***** DATA TO USE *****

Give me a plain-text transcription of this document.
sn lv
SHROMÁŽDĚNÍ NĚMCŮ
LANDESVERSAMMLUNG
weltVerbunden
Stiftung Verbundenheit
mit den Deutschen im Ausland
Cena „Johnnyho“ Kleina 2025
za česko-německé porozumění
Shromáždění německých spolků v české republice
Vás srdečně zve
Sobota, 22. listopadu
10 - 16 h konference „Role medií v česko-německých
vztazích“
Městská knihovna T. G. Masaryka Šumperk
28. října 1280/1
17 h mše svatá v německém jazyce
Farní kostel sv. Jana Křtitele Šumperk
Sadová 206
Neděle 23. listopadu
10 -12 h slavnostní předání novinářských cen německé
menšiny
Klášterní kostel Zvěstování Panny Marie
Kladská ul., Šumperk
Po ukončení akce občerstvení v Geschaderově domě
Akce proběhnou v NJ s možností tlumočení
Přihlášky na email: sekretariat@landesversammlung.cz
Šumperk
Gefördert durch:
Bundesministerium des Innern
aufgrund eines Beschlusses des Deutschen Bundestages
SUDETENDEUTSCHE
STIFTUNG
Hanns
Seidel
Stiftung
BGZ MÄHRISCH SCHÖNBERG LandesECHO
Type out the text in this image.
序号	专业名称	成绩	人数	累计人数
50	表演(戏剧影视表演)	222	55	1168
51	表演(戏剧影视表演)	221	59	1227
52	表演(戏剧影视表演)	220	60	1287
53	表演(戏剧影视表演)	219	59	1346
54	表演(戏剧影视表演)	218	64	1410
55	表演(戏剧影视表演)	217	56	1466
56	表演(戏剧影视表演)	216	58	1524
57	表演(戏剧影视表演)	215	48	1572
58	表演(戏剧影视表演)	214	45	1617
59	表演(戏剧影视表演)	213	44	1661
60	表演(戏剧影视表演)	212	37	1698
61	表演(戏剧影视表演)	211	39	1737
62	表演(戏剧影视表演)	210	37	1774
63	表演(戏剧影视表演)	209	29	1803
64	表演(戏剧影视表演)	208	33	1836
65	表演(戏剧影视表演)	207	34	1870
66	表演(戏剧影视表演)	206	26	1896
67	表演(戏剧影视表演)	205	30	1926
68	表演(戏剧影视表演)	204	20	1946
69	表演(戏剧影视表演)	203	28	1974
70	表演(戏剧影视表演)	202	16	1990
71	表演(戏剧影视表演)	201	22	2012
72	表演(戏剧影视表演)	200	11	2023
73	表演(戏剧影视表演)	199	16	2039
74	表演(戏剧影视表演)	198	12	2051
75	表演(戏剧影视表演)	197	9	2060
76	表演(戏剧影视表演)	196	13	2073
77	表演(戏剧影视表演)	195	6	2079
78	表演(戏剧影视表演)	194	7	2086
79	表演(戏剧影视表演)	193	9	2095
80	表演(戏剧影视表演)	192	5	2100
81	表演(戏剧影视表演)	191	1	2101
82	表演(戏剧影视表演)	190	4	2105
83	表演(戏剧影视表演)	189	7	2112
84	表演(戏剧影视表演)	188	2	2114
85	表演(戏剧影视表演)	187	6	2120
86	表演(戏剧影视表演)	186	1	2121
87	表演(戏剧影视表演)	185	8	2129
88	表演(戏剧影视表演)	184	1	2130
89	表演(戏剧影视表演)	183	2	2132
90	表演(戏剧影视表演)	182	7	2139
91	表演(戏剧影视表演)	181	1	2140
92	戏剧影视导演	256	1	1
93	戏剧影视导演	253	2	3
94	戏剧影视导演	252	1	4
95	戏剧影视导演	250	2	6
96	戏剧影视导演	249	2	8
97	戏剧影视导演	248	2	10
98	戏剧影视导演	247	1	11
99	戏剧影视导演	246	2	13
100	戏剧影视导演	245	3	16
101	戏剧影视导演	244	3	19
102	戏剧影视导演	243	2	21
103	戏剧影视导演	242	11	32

*****

WORK TO DO: Only the number is wanted: how many lines in the entries above contain the string "česko"?

ANSWER IN FULL: 2